WHAT YOU HAVE TO DO: Write every record out again exactly as given.

Stored data:
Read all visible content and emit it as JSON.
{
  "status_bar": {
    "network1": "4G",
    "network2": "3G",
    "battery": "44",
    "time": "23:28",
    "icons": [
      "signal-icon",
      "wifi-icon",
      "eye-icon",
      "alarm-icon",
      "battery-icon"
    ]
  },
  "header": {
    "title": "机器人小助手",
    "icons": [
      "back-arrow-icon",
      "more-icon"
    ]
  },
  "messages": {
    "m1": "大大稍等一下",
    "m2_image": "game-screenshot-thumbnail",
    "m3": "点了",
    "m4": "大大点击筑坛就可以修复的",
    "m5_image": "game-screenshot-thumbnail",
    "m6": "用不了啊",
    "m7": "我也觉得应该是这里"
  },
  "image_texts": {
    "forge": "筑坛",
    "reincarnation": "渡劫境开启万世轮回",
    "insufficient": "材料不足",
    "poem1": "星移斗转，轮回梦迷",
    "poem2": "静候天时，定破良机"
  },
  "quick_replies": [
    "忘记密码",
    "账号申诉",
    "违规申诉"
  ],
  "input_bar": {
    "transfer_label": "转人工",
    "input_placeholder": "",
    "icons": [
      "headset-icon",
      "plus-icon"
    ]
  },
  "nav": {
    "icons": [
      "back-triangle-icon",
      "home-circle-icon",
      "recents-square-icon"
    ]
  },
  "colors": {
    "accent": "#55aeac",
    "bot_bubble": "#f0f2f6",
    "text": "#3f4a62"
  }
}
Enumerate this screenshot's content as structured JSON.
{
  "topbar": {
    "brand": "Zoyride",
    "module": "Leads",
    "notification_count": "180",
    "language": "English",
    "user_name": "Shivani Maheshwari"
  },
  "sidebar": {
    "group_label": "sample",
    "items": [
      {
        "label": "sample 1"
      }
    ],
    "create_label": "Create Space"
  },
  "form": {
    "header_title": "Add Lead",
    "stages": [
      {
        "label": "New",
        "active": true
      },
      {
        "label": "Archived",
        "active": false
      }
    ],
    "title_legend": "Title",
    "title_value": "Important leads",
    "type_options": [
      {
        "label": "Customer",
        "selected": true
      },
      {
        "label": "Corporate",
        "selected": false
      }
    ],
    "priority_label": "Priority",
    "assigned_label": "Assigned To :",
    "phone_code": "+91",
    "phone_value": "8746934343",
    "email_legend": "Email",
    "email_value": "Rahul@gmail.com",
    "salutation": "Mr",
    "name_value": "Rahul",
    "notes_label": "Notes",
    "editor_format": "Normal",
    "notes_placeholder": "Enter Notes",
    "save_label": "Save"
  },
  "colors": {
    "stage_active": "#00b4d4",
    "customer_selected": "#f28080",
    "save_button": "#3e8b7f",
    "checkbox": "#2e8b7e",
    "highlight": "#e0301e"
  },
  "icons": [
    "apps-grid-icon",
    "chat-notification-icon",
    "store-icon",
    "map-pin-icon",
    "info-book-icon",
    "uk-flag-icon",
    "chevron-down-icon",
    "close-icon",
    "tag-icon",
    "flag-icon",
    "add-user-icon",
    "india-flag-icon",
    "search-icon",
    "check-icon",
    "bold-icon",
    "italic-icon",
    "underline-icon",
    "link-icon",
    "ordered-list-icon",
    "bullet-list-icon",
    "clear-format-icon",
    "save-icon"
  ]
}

RESULT OF THIS TASK:
Read all visible content and emit it as JSON.
{
  "status_bar": {
    "network1": "4G",
    "network2": "3G",
    "battery": "44",
    "time": "23:28",
    "icons": [
      "signal-icon",
      "wifi-icon",
      "eye-icon",
      "alarm-icon",
      "battery-icon"
    ]
  },
  "header": {
    "title": "机器人小助手",
    "icons": [
      "back-arrow-icon",
      "more-icon"
    ]
  },
  "messages": {
    "m1": "大大稍等一下",
    "m2_image": "game-screenshot-thumbnail",
    "m3": "点了",
    "m4": "大大点击筑坛就可以修复的",
    "m5_image": "game-screenshot-thumbnail",
    "m6": "用不了啊",
    "m7": "我也觉得应该是这里"
  },
  "image_texts": {
    "forge": "筑坛",
    "reincarnation": "渡劫境开启万世轮回",
    "insufficient": "材料不足",
    "poem1": "星移斗转，轮回梦迷",
    "poem2": "静候天时，定破良机"
  },
  "quick_replies": [
    "忘记密码",
    "账号申诉",
    "违规申诉"
  ],
  "input_bar": {
    "transfer_label": "转人工",
    "input_placeholder": "",
    "icons": [
      "headset-icon",
      "plus-icon"
    ]
  },
  "nav": {
    "icons": [
      "back-triangle-icon",
      "home-circle-icon",
      "recents-square-icon"
    ]
  },
  "colors": {
    "accent": "#55aeac",
    "bot_bubble": "#f0f2f6",
    "text": "#3f4a62"
  }
}
Enumerate this screenshot's content as structured JSON.
{
  "topbar": {
    "brand": "Zoyride",
    "module": "Leads",
    "notification_count": "180",
    "language": "English",
    "user_name": "Shivani Maheshwari"
  },
  "sidebar": {
    "group_label": "sample",
    "items": [
      {
        "label": "sample 1"
      }
    ],
    "create_label": "Create Space"
  },
  "form": {
    "header_title": "Add Lead",
    "stages": [
      {
        "label": "New",
        "active": true
      },
      {
        "label": "Archived",
        "active": false
      }
    ],
    "title_legend": "Title",
    "title_value": "Important leads",
    "type_options": [
      {
        "label": "Customer",
        "selected": true
      },
      {
        "label": "Corporate",
        "selected": false
      }
    ],
    "priority_label": "Priority",
    "assigned_label": "Assigned To :",
    "phone_code": "+91",
    "phone_value": "8746934343",
    "email_legend": "Email",
    "email_value": "Rahul@gmail.com",
    "salutation": "Mr",
    "name_value": "Rahul",
    "notes_label": "Notes",
    "editor_format": "Normal",
    "notes_placeholder": "Enter Notes",
    "save_label": "Save"
  },
  "colors": {
    "stage_active": "#00b4d4",
    "customer_selected": "#f28080",
    "save_button": "#3e8b7f",
    "checkbox": "#2e8b7e",
    "highlight": "#e0301e"
  },
  "icons": [
    "apps-grid-icon",
    "chat-notification-icon",
    "store-icon",
    "map-pin-icon",
    "info-book-icon",
    "uk-flag-icon",
    "chevron-down-icon",
    "close-icon",
    "tag-icon",
    "flag-icon",
    "add-user-icon",
    "india-flag-icon",
    "search-icon",
    "check-icon",
    "bold-icon",
    "italic-icon",
    "underline-icon",
    "link-icon",
    "ordered-list-icon",
    "bullet-list-icon",
    "clear-format-icon",
    "save-icon"
  ]
}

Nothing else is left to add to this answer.